- The exercise
Only lines holding the word "spec" should be copied from the material.

- Material provided
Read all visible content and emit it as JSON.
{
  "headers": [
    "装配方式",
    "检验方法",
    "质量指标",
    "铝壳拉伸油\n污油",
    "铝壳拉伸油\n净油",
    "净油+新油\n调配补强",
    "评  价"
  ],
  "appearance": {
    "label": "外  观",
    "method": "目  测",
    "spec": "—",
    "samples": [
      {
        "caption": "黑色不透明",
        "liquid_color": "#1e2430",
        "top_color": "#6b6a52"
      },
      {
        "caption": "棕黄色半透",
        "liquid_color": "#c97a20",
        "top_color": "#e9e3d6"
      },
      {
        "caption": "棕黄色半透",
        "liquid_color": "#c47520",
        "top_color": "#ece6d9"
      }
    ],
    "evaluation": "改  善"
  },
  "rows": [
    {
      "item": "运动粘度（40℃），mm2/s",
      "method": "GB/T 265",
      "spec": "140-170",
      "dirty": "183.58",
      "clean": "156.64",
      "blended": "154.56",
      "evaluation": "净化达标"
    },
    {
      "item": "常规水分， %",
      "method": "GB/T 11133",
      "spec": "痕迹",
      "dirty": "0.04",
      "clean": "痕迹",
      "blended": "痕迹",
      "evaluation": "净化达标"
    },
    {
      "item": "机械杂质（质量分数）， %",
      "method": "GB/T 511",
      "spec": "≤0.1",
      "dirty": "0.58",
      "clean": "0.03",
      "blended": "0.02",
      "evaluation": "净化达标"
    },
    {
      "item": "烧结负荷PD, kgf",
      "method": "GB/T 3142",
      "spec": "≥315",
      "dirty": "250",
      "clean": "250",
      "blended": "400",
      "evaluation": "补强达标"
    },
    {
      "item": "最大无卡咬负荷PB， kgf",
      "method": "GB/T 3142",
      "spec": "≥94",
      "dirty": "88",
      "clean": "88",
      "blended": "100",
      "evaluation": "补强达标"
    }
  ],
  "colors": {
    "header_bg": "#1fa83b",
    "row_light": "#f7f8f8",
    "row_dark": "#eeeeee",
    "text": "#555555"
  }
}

- In response
    "spec": "—",
      "spec": "140-170",
      "spec": "痕迹",
      "spec": "≤0.1",
      "spec": "≥315",
      "spec": "≥94",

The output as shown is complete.